> Stored data entries:
※ ※ ※
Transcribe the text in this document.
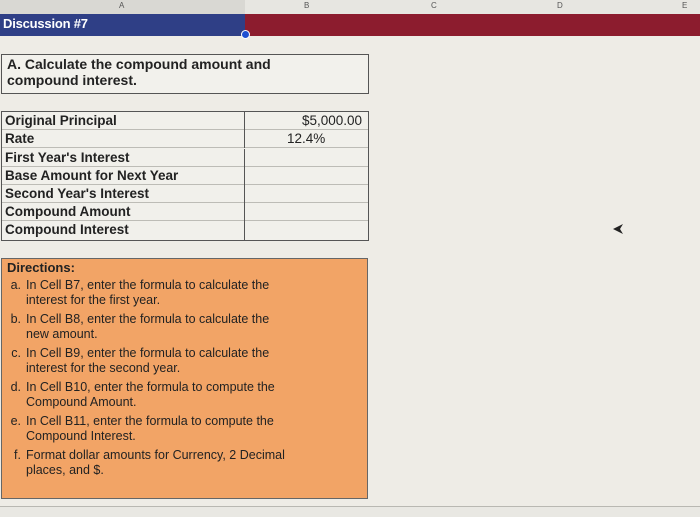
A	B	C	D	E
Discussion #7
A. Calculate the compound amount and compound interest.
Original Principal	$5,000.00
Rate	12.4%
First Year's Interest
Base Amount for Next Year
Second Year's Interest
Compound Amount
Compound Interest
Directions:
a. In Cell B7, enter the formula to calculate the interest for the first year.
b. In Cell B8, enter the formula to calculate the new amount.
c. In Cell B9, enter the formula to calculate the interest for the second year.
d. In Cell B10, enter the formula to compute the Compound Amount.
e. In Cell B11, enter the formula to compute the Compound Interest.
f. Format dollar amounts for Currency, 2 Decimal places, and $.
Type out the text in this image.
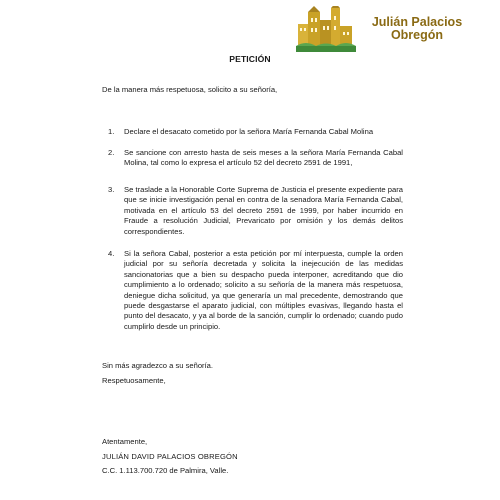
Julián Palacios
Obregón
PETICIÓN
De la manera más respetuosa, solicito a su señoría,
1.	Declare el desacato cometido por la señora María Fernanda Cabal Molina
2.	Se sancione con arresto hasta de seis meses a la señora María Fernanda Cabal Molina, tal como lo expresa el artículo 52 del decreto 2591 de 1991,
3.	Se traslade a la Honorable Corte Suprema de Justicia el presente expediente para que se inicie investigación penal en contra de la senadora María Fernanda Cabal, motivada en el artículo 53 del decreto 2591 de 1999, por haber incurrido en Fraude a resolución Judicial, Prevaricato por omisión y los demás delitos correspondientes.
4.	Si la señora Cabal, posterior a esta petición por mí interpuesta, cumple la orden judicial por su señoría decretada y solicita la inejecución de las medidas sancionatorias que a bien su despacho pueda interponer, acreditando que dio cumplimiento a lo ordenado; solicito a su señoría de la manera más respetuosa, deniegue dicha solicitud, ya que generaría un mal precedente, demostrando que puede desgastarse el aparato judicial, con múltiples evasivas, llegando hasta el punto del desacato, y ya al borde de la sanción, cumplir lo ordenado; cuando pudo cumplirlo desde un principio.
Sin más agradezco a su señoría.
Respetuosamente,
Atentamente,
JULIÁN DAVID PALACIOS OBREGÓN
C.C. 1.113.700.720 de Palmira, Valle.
※ ※ ※
> WHAT YOU HAVE TO DO: The records shown above are to be repeated exactly, with the pictures left out.

> WRITTEN SOLUTION:
Transcribe the text in this document.
A	B	C	D	E
Discussion #7
A. Calculate the compound amount and compound interest.
Original Principal	$5,000.00
Rate	12.4%
First Year's Interest
Base Amount for Next Year
Second Year's Interest
Compound Amount
Compound Interest
Directions:
a. In Cell B7, enter the formula to calculate the interest for the first year.
b. In Cell B8, enter the formula to calculate the new amount.
c. In Cell B9, enter the formula to calculate the interest for the second year.
d. In Cell B10, enter the formula to compute the Compound Amount.
e. In Cell B11, enter the formula to compute the Compound Interest.
f. Format dollar amounts for Currency, 2 Decimal places, and $.
Type out the text in this image.
Julián Palacios
Obregón
PETICIÓN
De la manera más respetuosa, solicito a su señoría,
1.	Declare el desacato cometido por la señora María Fernanda Cabal Molina
2.	Se sancione con arresto hasta de seis meses a la señora María Fernanda Cabal Molina, tal como lo expresa el artículo 52 del decreto 2591 de 1991,
3.	Se traslade a la Honorable Corte Suprema de Justicia el presente expediente para que se inicie investigación penal en contra de la senadora María Fernanda Cabal, motivada en el artículo 53 del decreto 2591 de 1999, por haber incurrido en Fraude a resolución Judicial, Prevaricato por omisión y los demás delitos correspondientes.
4.	Si la señora Cabal, posterior a esta petición por mí interpuesta, cumple la orden judicial por su señoría decretada y solicita la inejecución de las medidas sancionatorias que a bien su despacho pueda interponer, acreditando que dio cumplimiento a lo ordenado; solicito a su señoría de la manera más respetuosa, deniegue dicha solicitud, ya que generaría un mal precedente, demostrando que puede desgastarse el aparato judicial, con múltiples evasivas, llegando hasta el punto del desacato, y ya al borde de la sanción, cumplir lo ordenado; cuando pudo cumplirlo desde un principio.
Sin más agradezco a su señoría.
Respetuosamente,
Atentamente,
JULIÁN DAVID PALACIOS OBREGÓN
C.C. 1.113.700.720 de Palmira, Valle.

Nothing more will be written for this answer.